Work to do:
Lift every line from the entries that includes the word "Enter".

start Entries provided

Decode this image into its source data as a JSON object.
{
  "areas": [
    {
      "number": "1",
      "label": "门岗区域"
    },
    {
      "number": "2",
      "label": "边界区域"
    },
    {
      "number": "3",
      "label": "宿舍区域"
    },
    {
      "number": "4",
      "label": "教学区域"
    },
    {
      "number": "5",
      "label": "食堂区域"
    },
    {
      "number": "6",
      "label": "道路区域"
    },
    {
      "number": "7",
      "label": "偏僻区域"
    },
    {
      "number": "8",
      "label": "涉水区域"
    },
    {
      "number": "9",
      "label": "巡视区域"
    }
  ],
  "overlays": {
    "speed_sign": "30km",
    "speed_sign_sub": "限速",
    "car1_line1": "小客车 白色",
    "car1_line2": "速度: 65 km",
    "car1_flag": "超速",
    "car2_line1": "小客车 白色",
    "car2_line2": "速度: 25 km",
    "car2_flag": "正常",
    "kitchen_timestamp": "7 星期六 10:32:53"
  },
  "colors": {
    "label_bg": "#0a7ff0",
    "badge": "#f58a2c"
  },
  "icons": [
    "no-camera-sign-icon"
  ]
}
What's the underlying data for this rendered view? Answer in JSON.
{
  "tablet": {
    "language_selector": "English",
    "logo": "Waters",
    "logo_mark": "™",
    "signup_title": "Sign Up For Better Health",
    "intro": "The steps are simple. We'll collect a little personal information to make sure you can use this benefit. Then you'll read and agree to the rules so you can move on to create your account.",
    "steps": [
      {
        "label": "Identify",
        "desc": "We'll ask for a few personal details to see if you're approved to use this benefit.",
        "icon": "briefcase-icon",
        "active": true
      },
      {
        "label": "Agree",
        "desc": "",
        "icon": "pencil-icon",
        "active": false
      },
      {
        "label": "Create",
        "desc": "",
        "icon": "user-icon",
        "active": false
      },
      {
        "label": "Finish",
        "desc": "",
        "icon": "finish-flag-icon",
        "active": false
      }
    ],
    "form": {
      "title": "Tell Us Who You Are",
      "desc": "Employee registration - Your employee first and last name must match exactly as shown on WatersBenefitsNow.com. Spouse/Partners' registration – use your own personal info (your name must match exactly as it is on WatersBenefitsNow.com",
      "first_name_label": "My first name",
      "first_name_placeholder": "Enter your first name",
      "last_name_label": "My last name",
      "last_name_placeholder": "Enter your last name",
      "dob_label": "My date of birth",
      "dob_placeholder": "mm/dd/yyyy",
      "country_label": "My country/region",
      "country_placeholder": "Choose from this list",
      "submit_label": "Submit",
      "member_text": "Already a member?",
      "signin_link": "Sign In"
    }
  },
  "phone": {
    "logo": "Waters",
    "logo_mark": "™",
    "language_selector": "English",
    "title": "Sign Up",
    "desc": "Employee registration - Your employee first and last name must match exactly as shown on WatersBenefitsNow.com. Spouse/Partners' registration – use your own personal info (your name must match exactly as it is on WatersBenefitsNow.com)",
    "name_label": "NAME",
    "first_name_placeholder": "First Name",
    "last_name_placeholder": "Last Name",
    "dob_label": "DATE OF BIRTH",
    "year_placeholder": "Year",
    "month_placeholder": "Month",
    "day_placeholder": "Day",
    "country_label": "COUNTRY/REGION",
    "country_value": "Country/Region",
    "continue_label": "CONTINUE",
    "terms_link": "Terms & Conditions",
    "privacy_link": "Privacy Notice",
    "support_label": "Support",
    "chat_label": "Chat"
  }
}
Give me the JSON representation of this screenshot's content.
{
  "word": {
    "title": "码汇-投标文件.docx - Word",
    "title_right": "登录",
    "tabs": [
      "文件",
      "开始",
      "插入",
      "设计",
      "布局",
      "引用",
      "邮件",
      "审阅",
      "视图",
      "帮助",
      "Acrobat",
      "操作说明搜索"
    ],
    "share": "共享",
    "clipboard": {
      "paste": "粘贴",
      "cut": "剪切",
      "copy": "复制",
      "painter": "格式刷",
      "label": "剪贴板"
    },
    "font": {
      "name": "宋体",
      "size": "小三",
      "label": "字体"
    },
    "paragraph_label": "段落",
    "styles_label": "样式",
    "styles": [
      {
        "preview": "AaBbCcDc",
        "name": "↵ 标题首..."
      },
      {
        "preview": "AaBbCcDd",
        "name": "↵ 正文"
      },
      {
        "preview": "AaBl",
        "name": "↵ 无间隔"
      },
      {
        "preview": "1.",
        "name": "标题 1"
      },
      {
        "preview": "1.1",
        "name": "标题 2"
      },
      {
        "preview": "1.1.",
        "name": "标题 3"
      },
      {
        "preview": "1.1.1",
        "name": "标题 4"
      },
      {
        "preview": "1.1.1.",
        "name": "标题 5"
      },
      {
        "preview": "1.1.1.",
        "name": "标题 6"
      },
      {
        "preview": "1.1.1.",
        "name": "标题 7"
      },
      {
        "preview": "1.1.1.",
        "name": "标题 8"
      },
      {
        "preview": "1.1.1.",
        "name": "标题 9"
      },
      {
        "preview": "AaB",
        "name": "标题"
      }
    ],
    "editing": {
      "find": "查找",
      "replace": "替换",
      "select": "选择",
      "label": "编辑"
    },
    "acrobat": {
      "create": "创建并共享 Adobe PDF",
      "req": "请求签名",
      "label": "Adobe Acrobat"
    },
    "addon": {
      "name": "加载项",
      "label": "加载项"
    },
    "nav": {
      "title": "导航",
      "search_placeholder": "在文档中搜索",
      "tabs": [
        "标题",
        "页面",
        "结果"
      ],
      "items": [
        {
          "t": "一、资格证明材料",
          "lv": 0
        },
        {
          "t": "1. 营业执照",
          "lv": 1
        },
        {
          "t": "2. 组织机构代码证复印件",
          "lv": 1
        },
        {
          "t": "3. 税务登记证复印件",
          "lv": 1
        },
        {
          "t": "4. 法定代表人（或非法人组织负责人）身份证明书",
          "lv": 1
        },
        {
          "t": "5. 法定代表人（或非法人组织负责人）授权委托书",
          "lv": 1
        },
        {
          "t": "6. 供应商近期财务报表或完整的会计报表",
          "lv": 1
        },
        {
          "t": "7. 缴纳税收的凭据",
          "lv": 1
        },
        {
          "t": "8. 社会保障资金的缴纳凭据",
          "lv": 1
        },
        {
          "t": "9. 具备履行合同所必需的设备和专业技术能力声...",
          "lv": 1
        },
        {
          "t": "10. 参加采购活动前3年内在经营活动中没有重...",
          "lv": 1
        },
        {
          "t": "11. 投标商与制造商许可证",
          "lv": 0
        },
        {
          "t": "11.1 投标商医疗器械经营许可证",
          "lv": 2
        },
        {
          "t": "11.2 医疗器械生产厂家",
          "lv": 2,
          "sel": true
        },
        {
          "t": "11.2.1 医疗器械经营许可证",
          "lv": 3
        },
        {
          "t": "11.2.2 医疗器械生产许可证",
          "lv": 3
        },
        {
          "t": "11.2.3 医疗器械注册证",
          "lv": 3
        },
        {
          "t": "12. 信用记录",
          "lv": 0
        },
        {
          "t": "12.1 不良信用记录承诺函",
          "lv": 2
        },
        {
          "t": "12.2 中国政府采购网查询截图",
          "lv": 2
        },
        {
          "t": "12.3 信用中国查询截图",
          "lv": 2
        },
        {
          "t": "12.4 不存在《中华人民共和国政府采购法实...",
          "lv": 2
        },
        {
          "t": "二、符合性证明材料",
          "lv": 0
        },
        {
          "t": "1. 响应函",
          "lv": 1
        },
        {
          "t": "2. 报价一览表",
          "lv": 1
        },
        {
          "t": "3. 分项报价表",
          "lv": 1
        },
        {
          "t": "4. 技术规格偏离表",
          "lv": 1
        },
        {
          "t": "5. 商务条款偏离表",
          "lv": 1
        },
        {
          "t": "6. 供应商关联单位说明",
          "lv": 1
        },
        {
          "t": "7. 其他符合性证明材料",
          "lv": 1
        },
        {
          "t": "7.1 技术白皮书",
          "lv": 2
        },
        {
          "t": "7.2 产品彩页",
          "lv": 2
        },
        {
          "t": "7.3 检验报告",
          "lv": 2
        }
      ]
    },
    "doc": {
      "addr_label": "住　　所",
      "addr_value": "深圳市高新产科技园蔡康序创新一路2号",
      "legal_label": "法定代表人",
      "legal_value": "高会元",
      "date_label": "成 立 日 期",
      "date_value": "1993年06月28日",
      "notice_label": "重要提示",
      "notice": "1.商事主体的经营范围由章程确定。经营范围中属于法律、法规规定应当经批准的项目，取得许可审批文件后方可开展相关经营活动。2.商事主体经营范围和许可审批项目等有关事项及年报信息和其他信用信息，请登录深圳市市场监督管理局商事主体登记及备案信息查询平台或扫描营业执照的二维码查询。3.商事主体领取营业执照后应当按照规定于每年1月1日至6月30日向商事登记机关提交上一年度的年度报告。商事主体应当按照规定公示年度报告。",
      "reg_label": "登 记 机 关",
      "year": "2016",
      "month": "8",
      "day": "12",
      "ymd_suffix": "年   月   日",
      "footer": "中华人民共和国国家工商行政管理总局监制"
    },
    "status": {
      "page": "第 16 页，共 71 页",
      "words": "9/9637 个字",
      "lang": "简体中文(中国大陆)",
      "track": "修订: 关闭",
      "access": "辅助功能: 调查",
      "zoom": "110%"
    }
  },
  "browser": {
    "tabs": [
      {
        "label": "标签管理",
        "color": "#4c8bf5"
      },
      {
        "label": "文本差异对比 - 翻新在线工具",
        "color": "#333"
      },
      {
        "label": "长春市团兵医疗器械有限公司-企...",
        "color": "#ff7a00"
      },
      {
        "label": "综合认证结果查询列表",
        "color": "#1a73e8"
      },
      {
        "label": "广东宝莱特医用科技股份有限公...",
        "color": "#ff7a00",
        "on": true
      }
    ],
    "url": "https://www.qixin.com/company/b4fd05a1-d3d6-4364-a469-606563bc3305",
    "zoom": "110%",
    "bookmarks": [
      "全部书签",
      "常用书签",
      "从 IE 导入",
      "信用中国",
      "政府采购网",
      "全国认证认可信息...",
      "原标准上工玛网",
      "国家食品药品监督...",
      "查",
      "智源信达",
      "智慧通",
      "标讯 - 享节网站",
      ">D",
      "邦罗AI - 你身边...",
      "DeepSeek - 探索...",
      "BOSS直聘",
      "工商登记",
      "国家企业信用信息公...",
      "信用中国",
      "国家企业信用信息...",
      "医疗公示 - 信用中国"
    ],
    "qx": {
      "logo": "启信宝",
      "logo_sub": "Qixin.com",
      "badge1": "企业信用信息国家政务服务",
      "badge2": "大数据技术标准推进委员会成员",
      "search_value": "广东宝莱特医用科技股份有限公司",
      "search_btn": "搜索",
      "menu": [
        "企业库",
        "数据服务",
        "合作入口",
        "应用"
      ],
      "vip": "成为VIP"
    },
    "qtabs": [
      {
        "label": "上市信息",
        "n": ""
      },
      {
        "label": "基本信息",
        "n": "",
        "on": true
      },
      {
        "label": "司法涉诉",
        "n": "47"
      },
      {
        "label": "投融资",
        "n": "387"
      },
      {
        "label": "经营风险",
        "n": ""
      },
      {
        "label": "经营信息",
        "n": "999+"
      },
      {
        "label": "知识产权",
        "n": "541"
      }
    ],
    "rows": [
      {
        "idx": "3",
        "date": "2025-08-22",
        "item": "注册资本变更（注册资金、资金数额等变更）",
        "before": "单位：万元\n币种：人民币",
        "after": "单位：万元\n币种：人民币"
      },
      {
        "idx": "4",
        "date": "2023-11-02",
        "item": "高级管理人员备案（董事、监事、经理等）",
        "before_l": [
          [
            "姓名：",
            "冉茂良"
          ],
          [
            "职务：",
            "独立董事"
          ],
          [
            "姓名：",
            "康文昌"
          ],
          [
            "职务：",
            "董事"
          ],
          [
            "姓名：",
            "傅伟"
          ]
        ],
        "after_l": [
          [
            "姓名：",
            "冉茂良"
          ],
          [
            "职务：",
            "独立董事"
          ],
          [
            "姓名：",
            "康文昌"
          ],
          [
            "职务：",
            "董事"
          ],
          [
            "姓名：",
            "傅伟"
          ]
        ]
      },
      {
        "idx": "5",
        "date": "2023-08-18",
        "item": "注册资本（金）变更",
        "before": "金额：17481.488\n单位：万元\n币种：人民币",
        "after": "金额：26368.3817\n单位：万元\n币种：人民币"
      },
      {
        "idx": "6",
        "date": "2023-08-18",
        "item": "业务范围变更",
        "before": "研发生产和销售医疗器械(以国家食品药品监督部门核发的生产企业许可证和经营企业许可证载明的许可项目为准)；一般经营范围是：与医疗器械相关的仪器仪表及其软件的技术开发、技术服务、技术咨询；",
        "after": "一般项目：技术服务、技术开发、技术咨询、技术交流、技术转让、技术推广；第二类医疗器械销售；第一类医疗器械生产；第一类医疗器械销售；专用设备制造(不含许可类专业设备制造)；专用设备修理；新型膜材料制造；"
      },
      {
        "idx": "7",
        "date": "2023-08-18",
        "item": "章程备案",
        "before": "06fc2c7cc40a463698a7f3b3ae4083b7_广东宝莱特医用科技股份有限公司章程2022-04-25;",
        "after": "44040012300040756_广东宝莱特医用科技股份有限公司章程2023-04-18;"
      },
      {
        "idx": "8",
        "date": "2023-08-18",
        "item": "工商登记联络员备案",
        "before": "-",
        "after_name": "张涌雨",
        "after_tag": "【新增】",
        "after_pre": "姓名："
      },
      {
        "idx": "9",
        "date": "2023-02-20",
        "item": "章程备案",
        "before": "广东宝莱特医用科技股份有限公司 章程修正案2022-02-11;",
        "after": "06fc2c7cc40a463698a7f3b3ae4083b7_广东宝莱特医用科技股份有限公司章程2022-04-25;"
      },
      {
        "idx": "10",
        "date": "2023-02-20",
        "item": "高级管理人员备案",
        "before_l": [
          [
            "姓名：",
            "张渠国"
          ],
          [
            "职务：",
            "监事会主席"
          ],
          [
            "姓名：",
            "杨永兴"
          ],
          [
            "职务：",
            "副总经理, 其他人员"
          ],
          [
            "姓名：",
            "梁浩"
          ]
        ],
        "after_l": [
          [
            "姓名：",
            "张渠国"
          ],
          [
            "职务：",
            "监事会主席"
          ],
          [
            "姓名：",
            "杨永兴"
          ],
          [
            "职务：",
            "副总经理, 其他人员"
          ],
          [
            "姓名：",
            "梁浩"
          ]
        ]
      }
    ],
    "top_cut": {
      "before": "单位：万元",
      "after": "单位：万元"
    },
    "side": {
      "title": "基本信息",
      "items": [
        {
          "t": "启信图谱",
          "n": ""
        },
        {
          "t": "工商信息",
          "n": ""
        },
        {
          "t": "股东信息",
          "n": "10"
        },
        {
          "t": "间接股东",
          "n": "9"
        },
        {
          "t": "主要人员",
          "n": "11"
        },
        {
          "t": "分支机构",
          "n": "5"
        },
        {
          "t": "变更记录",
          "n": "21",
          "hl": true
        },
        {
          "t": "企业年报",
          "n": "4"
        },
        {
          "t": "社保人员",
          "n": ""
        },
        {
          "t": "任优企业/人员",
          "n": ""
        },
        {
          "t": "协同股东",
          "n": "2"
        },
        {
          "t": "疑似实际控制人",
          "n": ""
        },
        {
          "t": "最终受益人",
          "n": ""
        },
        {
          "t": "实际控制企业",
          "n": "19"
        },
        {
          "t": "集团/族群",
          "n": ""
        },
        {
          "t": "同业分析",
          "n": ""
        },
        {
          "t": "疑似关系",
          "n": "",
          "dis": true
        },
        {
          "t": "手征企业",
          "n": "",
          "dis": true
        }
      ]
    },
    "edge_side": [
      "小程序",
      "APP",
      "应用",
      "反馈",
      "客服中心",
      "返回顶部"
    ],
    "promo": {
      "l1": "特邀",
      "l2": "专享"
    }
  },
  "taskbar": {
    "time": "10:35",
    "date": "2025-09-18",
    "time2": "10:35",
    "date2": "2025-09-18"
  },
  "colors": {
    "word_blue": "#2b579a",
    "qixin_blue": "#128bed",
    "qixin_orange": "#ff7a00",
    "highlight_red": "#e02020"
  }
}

end Entries provided

Exercise answer:
      "first_name_placeholder": "Enter your first name",
      "last_name_placeholder": "Enter your last name",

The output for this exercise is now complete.